--- EXERCISE INSTRUCTIONS ---
Reproduce each record exactly.
● ● ●
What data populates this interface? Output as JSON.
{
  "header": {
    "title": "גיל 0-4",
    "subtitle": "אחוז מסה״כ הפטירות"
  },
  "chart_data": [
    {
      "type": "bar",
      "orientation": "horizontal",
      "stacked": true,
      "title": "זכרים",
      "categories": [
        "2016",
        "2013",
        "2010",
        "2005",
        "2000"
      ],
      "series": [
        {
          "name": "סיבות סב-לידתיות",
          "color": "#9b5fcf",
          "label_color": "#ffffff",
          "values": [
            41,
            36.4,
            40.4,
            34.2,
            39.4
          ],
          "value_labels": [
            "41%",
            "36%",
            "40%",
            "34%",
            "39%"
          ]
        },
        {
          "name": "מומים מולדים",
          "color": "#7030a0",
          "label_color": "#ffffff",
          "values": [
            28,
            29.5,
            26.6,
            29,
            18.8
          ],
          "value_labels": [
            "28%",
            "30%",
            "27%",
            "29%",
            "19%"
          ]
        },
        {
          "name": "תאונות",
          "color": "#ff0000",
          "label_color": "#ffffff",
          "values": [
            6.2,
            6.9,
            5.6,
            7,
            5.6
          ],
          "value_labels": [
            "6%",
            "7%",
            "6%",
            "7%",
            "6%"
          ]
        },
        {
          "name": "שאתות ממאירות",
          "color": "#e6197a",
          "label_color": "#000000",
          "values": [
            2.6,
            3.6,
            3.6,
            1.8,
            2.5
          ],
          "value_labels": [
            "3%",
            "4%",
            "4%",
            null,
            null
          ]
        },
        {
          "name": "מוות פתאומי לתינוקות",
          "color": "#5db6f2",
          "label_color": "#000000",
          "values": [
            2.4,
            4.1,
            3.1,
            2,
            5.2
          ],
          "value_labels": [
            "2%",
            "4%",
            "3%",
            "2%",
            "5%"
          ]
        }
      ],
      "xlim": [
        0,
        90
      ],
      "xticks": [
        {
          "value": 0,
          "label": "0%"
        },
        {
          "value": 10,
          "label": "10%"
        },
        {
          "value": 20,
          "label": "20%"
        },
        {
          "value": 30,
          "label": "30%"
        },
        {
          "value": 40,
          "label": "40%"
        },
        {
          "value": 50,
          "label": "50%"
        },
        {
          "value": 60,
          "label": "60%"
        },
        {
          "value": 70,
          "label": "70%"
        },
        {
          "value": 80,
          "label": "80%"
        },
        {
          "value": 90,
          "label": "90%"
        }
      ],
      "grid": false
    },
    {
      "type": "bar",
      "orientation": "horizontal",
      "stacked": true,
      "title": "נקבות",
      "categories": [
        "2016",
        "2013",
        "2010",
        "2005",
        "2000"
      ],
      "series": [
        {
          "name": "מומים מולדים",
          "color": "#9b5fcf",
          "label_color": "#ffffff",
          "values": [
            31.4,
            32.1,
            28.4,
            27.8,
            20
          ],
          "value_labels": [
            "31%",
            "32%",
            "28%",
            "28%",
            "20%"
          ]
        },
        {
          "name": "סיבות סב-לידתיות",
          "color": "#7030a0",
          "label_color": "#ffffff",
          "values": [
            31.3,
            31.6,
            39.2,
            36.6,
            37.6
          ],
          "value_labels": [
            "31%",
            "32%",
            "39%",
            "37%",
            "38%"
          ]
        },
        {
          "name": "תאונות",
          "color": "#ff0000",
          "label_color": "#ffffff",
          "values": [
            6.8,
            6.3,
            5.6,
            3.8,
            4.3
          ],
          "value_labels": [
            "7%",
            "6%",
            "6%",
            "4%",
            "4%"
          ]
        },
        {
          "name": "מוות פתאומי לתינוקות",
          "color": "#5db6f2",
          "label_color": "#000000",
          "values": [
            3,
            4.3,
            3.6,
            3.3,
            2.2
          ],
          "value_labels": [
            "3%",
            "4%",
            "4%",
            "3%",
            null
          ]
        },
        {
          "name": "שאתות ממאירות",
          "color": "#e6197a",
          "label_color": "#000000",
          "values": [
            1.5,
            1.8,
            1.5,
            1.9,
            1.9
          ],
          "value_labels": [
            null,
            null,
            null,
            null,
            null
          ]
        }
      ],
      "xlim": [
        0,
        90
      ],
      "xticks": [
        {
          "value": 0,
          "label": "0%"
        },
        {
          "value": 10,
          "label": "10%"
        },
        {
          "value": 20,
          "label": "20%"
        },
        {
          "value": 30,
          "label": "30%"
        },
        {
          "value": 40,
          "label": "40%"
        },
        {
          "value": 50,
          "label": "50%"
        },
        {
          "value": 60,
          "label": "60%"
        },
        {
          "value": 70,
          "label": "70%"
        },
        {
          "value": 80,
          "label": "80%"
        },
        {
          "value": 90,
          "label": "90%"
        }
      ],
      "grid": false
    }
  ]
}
● ● ●
--- TASK SOLUTION ---
What data populates this interface? Output as JSON.
{
  "header": {
    "title": "גיל 0-4",
    "subtitle": "אחוז מסה״כ הפטירות"
  },
  "chart_data": [
    {
      "type": "bar",
      "orientation": "horizontal",
      "stacked": true,
      "title": "זכרים",
      "categories": [
        "2016",
        "2013",
        "2010",
        "2005",
        "2000"
      ],
      "series": [
        {
          "name": "סיבות סב-לידתיות",
          "color": "#9b5fcf",
          "label_color": "#ffffff",
          "values": [
            41,
            36.4,
            40.4,
            34.2,
            39.4
          ],
          "value_labels": [
            "41%",
            "36%",
            "40%",
            "34%",
            "39%"
          ]
        },
        {
          "name": "מומים מולדים",
          "color": "#7030a0",
          "label_color": "#ffffff",
          "values": [
            28,
            29.5,
            26.6,
            29,
            18.8
          ],
          "value_labels": [
            "28%",
            "30%",
            "27%",
            "29%",
            "19%"
          ]
        },
        {
          "name": "תאונות",
          "color": "#ff0000",
          "label_color": "#ffffff",
          "values": [
            6.2,
            6.9,
            5.6,
            7,
            5.6
          ],
          "value_labels": [
            "6%",
            "7%",
            "6%",
            "7%",
            "6%"
          ]
        },
        {
          "name": "שאתות ממאירות",
          "color": "#e6197a",
          "label_color": "#000000",
          "values": [
            2.6,
            3.6,
            3.6,
            1.8,
            2.5
          ],
          "value_labels": [
            "3%",
            "4%",
            "4%",
            null,
            null
          ]
        },
        {
          "name": "מוות פתאומי לתינוקות",
          "color": "#5db6f2",
          "label_color": "#000000",
          "values": [
            2.4,
            4.1,
            3.1,
            2,
            5.2
          ],
          "value_labels": [
            "2%",
            "4%",
            "3%",
            "2%",
            "5%"
          ]
        }
      ],
      "xlim": [
        0,
        90
      ],
      "xticks": [
        {
          "value": 0,
          "label": "0%"
        },
        {
          "value": 10,
          "label": "10%"
        },
        {
          "value": 20,
          "label": "20%"
        },
        {
          "value": 30,
          "label": "30%"
        },
        {
          "value": 40,
          "label": "40%"
        },
        {
          "value": 50,
          "label": "50%"
        },
        {
          "value": 60,
          "label": "60%"
        },
        {
          "value": 70,
          "label": "70%"
        },
        {
          "value": 80,
          "label": "80%"
        },
        {
          "value": 90,
          "label": "90%"
        }
      ],
      "grid": false
    },
    {
      "type": "bar",
      "orientation": "horizontal",
      "stacked": true,
      "title": "נקבות",
      "categories": [
        "2016",
        "2013",
        "2010",
        "2005",
        "2000"
      ],
      "series": [
        {
          "name": "מומים מולדים",
          "color": "#9b5fcf",
          "label_color": "#ffffff",
          "values": [
            31.4,
            32.1,
            28.4,
            27.8,
            20
          ],
          "value_labels": [
            "31%",
            "32%",
            "28%",
            "28%",
            "20%"
          ]
        },
        {
          "name": "סיבות סב-לידתיות",
          "color": "#7030a0",
          "label_color": "#ffffff",
          "values": [
            31.3,
            31.6,
            39.2,
            36.6,
            37.6
          ],
          "value_labels": [
            "31%",
            "32%",
            "39%",
            "37%",
            "38%"
          ]
        },
        {
          "name": "תאונות",
          "color": "#ff0000",
          "label_color": "#ffffff",
          "values": [
            6.8,
            6.3,
            5.6,
            3.8,
            4.3
          ],
          "value_labels": [
            "7%",
            "6%",
            "6%",
            "4%",
            "4%"
          ]
        },
        {
          "name": "מוות פתאומי לתינוקות",
          "color": "#5db6f2",
          "label_color": "#000000",
          "values": [
            3,
            4.3,
            3.6,
            3.3,
            2.2
          ],
          "value_labels": [
            "3%",
            "4%",
            "4%",
            "3%",
            null
          ]
        },
        {
          "name": "שאתות ממאירות",
          "color": "#e6197a",
          "label_color": "#000000",
          "values": [
            1.5,
            1.8,
            1.5,
            1.9,
            1.9
          ],
          "value_labels": [
            null,
            null,
            null,
            null,
            null
          ]
        }
      ],
      "xlim": [
        0,
        90
      ],
      "xticks": [
        {
          "value": 0,
          "label": "0%"
        },
        {
          "value": 10,
          "label": "10%"
        },
        {
          "value": 20,
          "label": "20%"
        },
        {
          "value": 30,
          "label": "30%"
        },
        {
          "value": 40,
          "label": "40%"
        },
        {
          "value": 50,
          "label": "50%"
        },
        {
          "value": 60,
          "label": "60%"
        },
        {
          "value": 70,
          "label": "70%"
        },
        {
          "value": 80,
          "label": "80%"
        },
        {
          "value": 90,
          "label": "90%"
        }
      ],
      "grid": false
    }
  ]
}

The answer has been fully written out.